- _TASK_:
Print verbatim every line from the start of the records up to and including the line containing "- x-tick-label: Control: [491, 718, 552, 739]".

►

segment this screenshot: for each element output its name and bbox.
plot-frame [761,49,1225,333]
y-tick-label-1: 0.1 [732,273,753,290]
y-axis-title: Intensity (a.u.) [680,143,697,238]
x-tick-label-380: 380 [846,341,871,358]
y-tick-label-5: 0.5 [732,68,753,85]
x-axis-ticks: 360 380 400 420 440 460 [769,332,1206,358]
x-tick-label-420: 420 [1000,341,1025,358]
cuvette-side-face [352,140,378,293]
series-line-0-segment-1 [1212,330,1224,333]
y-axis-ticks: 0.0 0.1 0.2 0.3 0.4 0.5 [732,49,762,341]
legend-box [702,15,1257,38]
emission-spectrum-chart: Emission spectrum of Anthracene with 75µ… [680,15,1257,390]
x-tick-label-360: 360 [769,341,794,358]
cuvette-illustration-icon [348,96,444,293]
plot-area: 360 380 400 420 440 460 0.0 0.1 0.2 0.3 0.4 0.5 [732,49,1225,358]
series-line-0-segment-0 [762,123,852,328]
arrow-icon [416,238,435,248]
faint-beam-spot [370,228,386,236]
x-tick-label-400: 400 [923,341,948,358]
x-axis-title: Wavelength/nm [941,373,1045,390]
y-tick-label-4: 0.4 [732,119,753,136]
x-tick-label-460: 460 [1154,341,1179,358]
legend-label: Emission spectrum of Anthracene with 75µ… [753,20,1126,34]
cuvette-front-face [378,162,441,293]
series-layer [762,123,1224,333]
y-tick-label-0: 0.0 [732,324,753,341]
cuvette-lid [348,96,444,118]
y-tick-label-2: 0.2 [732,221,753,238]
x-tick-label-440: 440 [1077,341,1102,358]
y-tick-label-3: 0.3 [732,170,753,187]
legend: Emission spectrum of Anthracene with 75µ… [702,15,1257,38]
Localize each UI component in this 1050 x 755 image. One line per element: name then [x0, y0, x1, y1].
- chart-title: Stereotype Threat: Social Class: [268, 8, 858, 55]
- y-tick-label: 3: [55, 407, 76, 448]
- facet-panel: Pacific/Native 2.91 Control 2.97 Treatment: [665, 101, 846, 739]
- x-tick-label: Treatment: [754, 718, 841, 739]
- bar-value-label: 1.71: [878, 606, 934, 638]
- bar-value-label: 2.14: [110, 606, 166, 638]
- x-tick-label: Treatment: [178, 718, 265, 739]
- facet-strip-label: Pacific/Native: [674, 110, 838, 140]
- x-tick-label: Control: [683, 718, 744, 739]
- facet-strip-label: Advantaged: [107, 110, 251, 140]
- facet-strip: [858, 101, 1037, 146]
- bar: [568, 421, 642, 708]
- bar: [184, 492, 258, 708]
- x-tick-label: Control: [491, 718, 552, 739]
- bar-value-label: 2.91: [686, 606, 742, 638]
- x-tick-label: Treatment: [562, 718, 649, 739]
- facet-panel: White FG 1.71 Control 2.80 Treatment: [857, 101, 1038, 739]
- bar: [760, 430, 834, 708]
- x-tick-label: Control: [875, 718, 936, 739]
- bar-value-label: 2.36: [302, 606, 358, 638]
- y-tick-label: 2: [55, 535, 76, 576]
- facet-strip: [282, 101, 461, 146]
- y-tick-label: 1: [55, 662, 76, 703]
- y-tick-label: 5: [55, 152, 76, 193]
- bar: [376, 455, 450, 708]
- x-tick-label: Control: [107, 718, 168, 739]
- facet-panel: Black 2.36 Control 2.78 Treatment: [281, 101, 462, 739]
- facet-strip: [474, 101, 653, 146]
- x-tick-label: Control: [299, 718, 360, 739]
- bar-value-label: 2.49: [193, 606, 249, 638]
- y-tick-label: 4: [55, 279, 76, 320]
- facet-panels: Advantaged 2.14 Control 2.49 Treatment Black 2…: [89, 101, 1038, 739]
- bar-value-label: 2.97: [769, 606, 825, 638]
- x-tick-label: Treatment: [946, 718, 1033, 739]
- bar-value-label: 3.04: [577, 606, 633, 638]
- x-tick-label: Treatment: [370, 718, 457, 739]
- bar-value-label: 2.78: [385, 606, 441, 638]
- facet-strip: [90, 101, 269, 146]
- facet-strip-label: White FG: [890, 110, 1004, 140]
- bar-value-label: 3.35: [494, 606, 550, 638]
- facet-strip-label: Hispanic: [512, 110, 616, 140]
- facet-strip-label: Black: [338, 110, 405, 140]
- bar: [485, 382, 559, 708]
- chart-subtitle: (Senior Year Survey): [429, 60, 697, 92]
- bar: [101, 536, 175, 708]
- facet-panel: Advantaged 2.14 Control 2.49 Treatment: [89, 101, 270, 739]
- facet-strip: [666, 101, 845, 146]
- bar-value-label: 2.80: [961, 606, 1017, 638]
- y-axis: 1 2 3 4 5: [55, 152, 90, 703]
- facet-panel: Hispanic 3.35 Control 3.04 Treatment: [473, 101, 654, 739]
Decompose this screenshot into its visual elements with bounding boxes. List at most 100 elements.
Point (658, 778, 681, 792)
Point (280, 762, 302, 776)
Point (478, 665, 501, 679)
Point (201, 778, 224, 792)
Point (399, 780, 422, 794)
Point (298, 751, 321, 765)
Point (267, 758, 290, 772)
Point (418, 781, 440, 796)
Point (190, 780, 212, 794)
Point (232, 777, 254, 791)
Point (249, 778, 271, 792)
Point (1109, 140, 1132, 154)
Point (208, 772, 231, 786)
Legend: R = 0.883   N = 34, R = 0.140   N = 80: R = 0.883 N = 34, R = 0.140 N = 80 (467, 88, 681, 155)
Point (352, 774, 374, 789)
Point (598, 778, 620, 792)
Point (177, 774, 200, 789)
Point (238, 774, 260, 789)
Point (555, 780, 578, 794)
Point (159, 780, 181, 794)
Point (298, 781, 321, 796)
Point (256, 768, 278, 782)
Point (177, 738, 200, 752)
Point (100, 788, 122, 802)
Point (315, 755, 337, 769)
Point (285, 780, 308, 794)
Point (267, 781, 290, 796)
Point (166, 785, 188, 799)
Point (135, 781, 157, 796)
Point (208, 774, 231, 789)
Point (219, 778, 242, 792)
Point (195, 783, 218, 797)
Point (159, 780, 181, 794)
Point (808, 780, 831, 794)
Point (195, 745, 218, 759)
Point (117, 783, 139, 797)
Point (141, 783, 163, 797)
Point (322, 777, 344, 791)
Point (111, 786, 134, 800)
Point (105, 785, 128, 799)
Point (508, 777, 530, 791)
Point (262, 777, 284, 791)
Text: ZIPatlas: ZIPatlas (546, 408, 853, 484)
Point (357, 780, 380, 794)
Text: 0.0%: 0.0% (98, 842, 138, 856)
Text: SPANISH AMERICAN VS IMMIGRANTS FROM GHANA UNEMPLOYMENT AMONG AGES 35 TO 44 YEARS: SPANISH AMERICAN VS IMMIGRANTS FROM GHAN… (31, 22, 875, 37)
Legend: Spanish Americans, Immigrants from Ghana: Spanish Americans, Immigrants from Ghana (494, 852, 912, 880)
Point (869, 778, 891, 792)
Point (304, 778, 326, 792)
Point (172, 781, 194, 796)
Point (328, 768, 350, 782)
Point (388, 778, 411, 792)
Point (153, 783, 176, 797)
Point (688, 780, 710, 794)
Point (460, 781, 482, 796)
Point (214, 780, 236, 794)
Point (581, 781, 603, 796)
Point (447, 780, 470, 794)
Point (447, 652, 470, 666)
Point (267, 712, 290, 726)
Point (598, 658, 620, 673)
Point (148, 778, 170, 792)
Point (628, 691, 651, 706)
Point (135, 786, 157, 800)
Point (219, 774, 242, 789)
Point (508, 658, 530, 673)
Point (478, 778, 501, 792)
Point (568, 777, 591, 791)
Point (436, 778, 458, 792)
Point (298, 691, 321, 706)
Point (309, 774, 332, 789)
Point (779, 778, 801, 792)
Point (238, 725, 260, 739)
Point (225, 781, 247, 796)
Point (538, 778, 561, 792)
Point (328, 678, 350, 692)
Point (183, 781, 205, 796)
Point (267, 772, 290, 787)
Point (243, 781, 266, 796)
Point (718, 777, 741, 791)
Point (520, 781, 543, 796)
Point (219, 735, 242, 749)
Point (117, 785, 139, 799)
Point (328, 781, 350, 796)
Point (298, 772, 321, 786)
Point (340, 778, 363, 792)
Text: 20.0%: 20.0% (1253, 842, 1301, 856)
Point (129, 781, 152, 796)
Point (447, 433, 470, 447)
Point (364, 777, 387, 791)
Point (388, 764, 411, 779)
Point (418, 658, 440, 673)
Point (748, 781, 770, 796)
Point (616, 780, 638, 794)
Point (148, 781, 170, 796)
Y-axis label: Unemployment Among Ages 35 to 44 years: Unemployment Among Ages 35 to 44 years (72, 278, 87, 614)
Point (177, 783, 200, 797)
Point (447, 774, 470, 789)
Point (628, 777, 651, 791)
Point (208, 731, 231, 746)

◄

- _WRITTEN RESPONSE_:
segment this screenshot: for each element output its name and bbox.
plot-frame [761,49,1225,333]
y-tick-label-1: 0.1 [732,273,753,290]
y-axis-title: Intensity (a.u.) [680,143,697,238]
x-tick-label-380: 380 [846,341,871,358]
y-tick-label-5: 0.5 [732,68,753,85]
x-axis-ticks: 360 380 400 420 440 460 [769,332,1206,358]
x-tick-label-420: 420 [1000,341,1025,358]
cuvette-side-face [352,140,378,293]
series-line-0-segment-1 [1212,330,1224,333]
y-axis-ticks: 0.0 0.1 0.2 0.3 0.4 0.5 [732,49,762,341]
legend-box [702,15,1257,38]
emission-spectrum-chart: Emission spectrum of Anthracene with 75µ… [680,15,1257,390]
x-tick-label-360: 360 [769,341,794,358]
cuvette-illustration-icon [348,96,444,293]
plot-area: 360 380 400 420 440 460 0.0 0.1 0.2 0.3 0.4 0.5 [732,49,1225,358]
series-line-0-segment-0 [762,123,852,328]
arrow-icon [416,238,435,248]
faint-beam-spot [370,228,386,236]
x-tick-label-400: 400 [923,341,948,358]
x-axis-title: Wavelength/nm [941,373,1045,390]
y-tick-label-4: 0.4 [732,119,753,136]
x-tick-label-460: 460 [1154,341,1179,358]
legend-label: Emission spectrum of Anthracene with 75µ… [753,20,1126,34]
cuvette-front-face [378,162,441,293]
series-layer [762,123,1224,333]
y-tick-label-0: 0.0 [732,324,753,341]
cuvette-lid [348,96,444,118]
y-tick-label-2: 0.2 [732,221,753,238]
x-tick-label-440: 440 [1077,341,1102,358]
y-tick-label-3: 0.3 [732,170,753,187]
legend: Emission spectrum of Anthracene with 75µ… [702,15,1257,38]
Localize each UI component in this 1050 x 755 image. One line per element: name then [x0, y0, x1, y1].
- chart-title: Stereotype Threat: Social Class: [268, 8, 858, 55]
- y-tick-label: 3: [55, 407, 76, 448]
- facet-panel: Pacific/Native 2.91 Control 2.97 Treatment: [665, 101, 846, 739]
- x-tick-label: Treatment: [754, 718, 841, 739]
- bar-value-label: 1.71: [878, 606, 934, 638]
- bar-value-label: 2.14: [110, 606, 166, 638]
- x-tick-label: Treatment: [178, 718, 265, 739]
- facet-strip-label: Pacific/Native: [674, 110, 838, 140]
- x-tick-label: Control: [683, 718, 744, 739]
- facet-strip-label: Advantaged: [107, 110, 251, 140]
- facet-strip: [858, 101, 1037, 146]
- bar: [568, 421, 642, 708]
- bar: [184, 492, 258, 708]
- x-tick-label: Control: [491, 718, 552, 739]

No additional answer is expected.